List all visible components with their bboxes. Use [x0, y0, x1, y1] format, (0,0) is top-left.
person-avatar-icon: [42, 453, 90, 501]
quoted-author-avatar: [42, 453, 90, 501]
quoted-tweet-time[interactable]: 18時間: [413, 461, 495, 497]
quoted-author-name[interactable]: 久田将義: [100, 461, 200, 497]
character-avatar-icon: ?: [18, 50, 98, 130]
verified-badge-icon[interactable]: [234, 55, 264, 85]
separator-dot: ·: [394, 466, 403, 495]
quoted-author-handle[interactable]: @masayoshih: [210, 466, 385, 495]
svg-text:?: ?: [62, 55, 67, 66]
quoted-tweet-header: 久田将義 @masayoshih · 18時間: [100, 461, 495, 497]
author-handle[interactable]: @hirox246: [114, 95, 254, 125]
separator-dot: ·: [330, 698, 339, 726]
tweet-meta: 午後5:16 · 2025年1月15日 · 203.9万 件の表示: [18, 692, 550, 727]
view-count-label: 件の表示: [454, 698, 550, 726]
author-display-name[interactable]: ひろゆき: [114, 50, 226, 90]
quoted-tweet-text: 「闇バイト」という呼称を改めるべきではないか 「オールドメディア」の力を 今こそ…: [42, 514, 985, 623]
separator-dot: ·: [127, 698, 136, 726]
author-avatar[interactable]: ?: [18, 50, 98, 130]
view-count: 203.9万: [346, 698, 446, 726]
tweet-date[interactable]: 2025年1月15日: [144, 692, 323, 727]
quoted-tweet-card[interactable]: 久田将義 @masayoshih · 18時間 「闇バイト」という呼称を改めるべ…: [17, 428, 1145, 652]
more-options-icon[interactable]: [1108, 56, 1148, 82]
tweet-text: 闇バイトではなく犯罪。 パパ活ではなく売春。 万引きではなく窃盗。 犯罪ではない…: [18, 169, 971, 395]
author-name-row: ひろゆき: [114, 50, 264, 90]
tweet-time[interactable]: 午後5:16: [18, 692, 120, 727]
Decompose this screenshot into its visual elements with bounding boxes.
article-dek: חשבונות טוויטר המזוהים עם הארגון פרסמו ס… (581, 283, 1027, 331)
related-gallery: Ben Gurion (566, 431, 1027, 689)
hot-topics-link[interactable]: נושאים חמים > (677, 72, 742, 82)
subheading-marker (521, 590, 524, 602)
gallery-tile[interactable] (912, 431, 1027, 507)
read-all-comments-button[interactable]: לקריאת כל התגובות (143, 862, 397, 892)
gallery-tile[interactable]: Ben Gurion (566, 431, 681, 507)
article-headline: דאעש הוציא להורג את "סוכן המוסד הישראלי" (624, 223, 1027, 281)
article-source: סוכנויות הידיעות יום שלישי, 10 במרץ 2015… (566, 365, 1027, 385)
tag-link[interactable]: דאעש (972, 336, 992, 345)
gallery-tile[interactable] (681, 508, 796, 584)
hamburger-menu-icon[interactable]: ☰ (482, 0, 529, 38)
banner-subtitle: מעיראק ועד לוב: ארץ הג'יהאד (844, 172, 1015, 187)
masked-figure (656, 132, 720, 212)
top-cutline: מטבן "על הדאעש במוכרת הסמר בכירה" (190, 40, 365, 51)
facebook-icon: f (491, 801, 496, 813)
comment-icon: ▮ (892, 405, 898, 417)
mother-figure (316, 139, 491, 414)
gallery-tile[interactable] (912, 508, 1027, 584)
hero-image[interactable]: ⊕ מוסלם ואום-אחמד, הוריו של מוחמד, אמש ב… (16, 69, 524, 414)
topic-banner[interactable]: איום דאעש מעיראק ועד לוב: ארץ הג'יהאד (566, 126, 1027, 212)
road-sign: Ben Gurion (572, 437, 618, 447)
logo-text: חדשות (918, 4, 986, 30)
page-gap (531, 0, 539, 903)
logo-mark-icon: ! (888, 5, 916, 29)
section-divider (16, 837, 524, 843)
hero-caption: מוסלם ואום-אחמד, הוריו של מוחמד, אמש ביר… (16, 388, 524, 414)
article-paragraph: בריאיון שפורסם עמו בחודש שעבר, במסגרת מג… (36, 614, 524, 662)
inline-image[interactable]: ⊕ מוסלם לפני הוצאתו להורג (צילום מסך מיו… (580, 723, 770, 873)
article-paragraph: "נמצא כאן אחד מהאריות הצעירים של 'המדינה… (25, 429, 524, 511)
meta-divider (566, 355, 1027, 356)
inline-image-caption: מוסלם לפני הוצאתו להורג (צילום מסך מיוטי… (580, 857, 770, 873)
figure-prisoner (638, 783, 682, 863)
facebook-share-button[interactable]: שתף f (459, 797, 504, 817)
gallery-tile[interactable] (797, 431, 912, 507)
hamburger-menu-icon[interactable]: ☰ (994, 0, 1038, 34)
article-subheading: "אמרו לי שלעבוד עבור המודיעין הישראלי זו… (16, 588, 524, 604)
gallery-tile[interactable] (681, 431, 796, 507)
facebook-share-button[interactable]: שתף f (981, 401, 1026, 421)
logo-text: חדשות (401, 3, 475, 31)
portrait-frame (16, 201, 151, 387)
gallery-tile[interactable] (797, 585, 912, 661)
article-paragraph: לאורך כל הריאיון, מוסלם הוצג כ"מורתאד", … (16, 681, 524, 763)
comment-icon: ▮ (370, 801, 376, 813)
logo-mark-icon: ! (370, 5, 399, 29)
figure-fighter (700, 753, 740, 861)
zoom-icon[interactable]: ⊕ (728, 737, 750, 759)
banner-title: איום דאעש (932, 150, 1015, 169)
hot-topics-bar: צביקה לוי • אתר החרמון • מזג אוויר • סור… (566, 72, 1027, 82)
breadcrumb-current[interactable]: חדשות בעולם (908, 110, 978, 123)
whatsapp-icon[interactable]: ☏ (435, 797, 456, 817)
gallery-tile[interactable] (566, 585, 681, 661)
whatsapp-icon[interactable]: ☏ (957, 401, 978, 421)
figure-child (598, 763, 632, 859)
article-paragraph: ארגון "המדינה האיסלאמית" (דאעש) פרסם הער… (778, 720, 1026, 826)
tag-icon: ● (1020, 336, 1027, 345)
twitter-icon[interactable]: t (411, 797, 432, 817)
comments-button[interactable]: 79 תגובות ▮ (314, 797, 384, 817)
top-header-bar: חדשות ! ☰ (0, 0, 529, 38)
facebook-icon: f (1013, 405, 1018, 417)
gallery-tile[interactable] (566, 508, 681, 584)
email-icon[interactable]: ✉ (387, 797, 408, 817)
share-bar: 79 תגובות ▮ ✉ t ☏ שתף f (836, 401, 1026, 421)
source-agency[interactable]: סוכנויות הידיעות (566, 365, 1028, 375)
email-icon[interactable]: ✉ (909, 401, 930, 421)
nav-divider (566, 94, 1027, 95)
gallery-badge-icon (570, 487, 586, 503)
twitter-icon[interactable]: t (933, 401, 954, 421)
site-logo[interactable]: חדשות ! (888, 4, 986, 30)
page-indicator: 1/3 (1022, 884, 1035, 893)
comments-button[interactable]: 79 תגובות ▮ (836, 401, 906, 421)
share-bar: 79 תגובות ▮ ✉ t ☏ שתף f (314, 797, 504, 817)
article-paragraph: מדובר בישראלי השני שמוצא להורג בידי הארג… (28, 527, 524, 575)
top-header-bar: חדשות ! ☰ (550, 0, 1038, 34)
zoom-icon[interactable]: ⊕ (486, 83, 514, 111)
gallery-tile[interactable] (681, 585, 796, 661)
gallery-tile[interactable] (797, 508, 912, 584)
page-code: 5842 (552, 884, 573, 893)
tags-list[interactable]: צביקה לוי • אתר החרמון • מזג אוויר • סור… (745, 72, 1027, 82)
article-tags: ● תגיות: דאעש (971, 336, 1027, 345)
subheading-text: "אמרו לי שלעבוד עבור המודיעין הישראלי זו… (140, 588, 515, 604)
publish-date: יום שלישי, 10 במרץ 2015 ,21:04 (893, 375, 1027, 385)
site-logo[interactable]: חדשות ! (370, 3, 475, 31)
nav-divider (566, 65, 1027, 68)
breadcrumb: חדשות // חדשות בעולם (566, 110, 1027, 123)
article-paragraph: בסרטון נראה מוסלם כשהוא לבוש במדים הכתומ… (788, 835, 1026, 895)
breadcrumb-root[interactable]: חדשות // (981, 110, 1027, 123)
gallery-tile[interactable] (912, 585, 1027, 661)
★ ★ ★ ★
■ Directive
Copy out the listing above, starting at its first line and ending at the line that contains "separator-dot: ·: [394, 466, 403, 495]", with both of those lines included.

■ Worked solution
List all visible components with their bboxes. Use [x0, y0, x1, y1] format, (0,0) is top-left.
person-avatar-icon: [42, 453, 90, 501]
quoted-author-avatar: [42, 453, 90, 501]
quoted-tweet-time[interactable]: 18時間: [413, 461, 495, 497]
quoted-author-name[interactable]: 久田将義: [100, 461, 200, 497]
character-avatar-icon: ?: [18, 50, 98, 130]
verified-badge-icon[interactable]: [234, 55, 264, 85]
separator-dot: ·: [394, 466, 403, 495]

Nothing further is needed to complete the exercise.